Data items:
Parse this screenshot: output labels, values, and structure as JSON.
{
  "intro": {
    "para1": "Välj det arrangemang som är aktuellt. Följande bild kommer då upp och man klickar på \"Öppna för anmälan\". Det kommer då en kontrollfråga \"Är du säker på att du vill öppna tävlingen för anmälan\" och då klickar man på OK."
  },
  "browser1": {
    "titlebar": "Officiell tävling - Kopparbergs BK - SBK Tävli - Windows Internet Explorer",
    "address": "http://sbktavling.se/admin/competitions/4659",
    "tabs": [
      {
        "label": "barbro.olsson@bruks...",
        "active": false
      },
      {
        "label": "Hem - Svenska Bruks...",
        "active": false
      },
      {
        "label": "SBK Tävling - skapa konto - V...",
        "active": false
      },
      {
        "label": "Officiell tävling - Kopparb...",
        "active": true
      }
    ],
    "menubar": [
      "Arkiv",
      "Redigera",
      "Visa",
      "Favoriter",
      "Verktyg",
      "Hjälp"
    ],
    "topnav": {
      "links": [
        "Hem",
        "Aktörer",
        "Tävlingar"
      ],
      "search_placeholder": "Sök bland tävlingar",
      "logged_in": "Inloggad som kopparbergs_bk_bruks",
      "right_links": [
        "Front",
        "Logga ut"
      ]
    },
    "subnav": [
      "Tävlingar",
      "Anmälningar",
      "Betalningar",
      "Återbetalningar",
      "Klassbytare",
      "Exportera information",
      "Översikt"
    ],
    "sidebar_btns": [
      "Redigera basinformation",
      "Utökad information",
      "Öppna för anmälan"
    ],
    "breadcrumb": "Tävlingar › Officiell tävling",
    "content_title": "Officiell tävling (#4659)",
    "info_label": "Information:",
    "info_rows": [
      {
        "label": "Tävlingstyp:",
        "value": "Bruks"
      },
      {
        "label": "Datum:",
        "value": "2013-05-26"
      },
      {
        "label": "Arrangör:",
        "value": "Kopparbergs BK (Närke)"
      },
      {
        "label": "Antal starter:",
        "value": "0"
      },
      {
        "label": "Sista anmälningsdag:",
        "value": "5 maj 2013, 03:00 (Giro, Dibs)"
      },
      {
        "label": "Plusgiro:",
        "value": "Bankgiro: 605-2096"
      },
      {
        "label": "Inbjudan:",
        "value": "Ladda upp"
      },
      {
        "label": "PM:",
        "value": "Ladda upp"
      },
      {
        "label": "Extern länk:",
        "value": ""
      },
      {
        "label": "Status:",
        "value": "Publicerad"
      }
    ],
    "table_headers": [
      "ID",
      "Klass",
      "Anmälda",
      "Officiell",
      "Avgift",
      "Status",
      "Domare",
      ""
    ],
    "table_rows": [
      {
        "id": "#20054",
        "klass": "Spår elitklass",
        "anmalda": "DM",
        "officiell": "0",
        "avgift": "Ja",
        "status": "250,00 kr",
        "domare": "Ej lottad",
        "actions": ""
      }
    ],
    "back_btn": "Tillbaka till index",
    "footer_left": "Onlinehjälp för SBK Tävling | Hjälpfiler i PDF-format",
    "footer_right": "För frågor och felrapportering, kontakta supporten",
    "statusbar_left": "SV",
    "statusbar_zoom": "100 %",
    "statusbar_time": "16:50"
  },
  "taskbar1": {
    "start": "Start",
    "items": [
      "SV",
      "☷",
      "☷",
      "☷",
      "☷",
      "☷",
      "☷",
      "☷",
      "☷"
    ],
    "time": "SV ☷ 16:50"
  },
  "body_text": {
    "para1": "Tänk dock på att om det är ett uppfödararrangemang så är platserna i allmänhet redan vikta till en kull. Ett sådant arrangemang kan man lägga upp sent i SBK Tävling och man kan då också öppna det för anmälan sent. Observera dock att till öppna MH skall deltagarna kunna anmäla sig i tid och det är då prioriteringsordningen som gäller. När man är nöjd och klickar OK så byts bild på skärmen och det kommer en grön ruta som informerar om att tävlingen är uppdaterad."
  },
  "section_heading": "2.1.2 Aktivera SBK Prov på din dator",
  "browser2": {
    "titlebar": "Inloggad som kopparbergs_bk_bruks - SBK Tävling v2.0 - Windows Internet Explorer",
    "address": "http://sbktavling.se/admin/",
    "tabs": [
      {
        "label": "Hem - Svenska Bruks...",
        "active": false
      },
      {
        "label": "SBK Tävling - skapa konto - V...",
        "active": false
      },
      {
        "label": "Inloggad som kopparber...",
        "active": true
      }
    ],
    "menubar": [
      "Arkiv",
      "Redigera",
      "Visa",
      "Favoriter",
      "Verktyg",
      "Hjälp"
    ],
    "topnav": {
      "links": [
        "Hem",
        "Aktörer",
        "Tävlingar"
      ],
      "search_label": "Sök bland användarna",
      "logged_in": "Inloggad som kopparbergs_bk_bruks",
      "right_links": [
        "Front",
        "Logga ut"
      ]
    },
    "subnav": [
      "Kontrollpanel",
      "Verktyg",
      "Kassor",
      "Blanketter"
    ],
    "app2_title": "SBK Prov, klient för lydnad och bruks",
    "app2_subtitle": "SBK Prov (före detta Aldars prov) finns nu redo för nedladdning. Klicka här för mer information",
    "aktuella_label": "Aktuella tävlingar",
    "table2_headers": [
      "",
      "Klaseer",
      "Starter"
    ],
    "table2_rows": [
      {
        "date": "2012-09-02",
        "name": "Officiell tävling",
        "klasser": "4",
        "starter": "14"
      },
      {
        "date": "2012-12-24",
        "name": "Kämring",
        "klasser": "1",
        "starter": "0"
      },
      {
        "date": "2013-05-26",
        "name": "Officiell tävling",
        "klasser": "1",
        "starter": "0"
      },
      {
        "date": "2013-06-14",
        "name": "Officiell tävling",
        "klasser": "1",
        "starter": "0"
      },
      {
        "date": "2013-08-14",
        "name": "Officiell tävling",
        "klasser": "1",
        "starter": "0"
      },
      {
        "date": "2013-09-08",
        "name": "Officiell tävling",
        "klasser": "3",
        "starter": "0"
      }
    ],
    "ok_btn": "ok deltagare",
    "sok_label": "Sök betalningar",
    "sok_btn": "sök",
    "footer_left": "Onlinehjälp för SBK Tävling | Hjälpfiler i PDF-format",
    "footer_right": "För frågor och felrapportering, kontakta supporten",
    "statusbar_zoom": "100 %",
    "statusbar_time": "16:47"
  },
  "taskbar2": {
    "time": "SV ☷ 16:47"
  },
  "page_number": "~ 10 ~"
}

Instructions to follow: Pull out and copy each line containing the string "sbktavling".

Complete response:
    "address": "http://sbktavling.se/admin/competitions/4659",
    "address": "http://sbktavling.se/admin/",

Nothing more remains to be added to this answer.